**Task directions**
Looking through the listing, how many of its lines hold the word "this"? Answer with only the number.

>> START Listed records

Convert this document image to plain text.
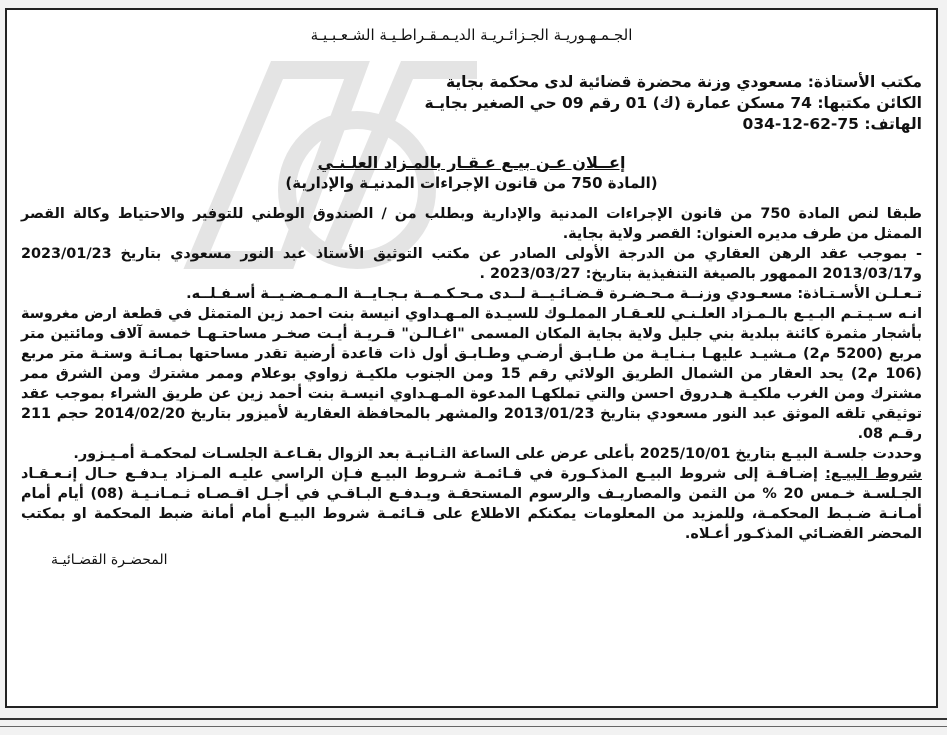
الجـمـهـوريـة الجـزائـريـة الديـمـقـراطـيـة الشـعـبـيـة
مكتب الأستاذة: مسعودي وزنة محضرة قضائية لدى محكمة بجاية
الكائن مكتبها: 74 مسكن عمارة (ك) 01 رقم 09 حي الصغير بجايـة
الهاتف: 75-62-12-034
إعــلان عـن بيـع عـقـار بالمـزاد العلـنـي
(المادة 750 من قانون الإجراءات المدنيـة والإدارية)

طبقا لنص المادة 750 من قانون الإجراءات المدنية والإدارية وبطلب من / الصندوق الوطني للتوفير والاحتياط وكالة القصر الممثل من طرف مديره العنوان: القصر ولاية بجاية.

- بموجب عقد الرهن العقاري من الدرجة الأولى الصادر عن مكتب التوثيق الأستاذ عبد النور مسعودي بتاريخ 2023/01/23 و2013/03/17 الممهور بالصيغة التنفيذية بتاريخ: 2023/03/27 .

تـعـلـن الأسـتـاذة: مسعـودي وزنــة مـحـضـرة قـضـائـيــة لــدى مـحـكـمــة بـجـايــة الـمـمـضـيــة أسـفـلــه.

انـه سـيـتـم البـيـع بالـمـزاد العلـنـي للعـقـار المملـوك للسيـدة المـهـداوي انيسة بنت احمد زين المتمثل في قطعة ارض مغروسة بأشجار مثمرة كائنة ببلدية بني جليل ولاية بجاية المكان المسمى "اغـالـن" قـريـة أيـت صخـر مساحتـهـا خمسة آلاف ومائتين متر مربع (5200 م2) مـشيـد عليهـا بـنـايـة من طـابـق أرضـي وطـابـق أول ذات قاعدة أرضية تقدر مساحتها بمـائـة وستـة متر مربع (106 م2) يحد العقار من الشمال الطريق الولائي رقم 15 ومن الجنوب ملكيـة زواوي بوعلام وممر مشترك ومن الشرق ممر مشترك ومن الغرب ملكيـة هـدروق احسن والتي تملكهـا المدعوة المـهـداوي انيسـة بنت أحمد زين عن طريق الشراء بموجب عقد توثيقي تلقه الموثق عبد النور مسعودي بتاريخ 2013/01/23 والمشهر بالمحافظة العقارية لأميزور بتاريخ 2014/02/20 حجم 211 رقـم 08.

وحددت جلسـة البيـع بتاريخ 2025/10/01 بأعلى عرض على الساعة الثـانيـة بعد الزوال بقـاعـة الجلسـات لمحكمـة أمـيـزور.

شروط البيـع: إضـافـة إلى شروط البيـع المذكـورة في قـائمـة شـروط البيـع فـإن الراسي عليـه المـزاد يـدفـع حـال إنـعـقـاد الجـلسـة خـمس 20 % من الثمن والمصاريـف والرسوم المستحقـة ويـدفـع البـاقـي في أجـل اقـصـاه ثـمـانـيـة (08) أيام أمام أمـانـة ضـبـط المحكمـة، وللمزيد من المعلومات يمكنكم الاطلاع على قـائمـة شروط البيـع أمام أمانة ضبط المحكمة او بمكتب المحضر القضـائي المذكـور أعـلاه.

المحضـرة القضـائيـة
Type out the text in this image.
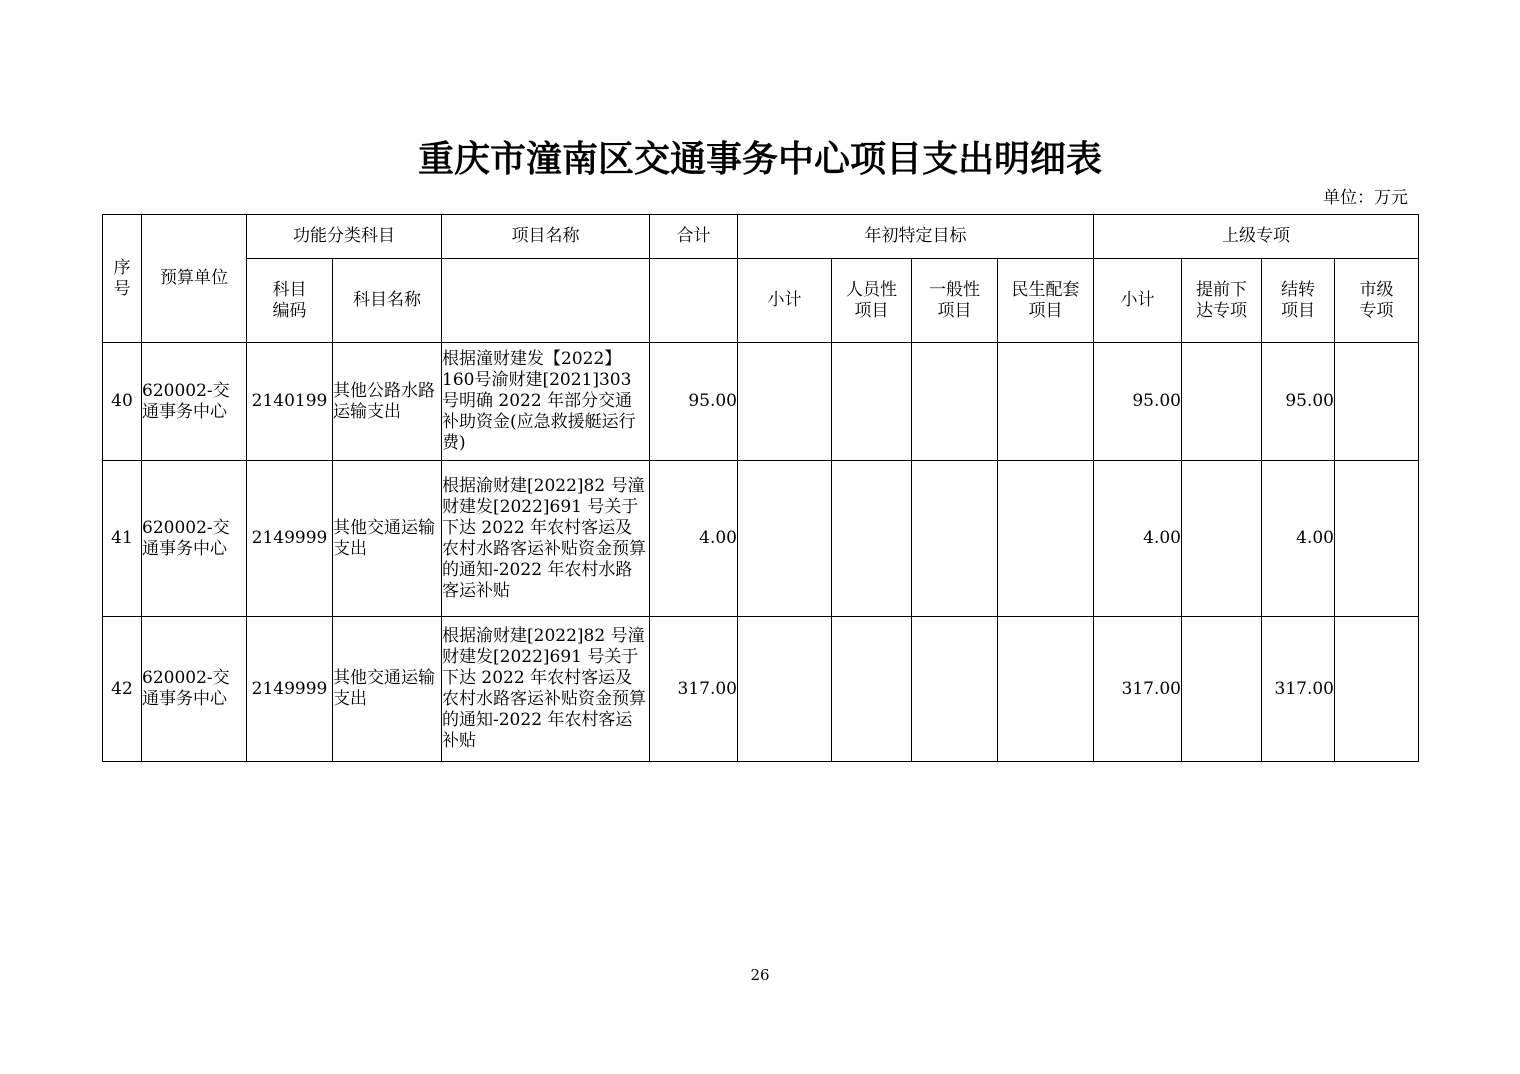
重庆市潼南区交通事务中心项目支出明细表
单位：万元
序号	预算单位	功能分类科目		项目名称	合计	年初特定目标				上级专项			
		科目编码	科目名称			小计	人员性项目	一般性项目	民生配套项目	小计	提前下达专项	结转项目	市级专项
40	620002-交通事务中心	2140199	其他公路水路运输支出	根据潼财建发【2022】160号渝财建[2021]303 号明确 2022 年部分交通补助资金(应急救援艇运行费)	95.00					95.00		95.00	
41	620002-交通事务中心	2149999	其他交通运输支出	根据渝财建[2022]82 号潼财建发[2022]691 号关于下达 2022 年农村客运及农村水路客运补贴资金预算的通知-2022 年农村水路客运补贴	4.00					4.00		4.00	
42	620002-交通事务中心	2149999	其他交通运输支出	根据渝财建[2022]82 号潼财建发[2022]691 号关于下达 2022 年农村客运及农村水路客运补贴资金预算的通知-2022 年农村客运补贴	317.00					317.00		317.00	
26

>> END Listed records

**Final result**
2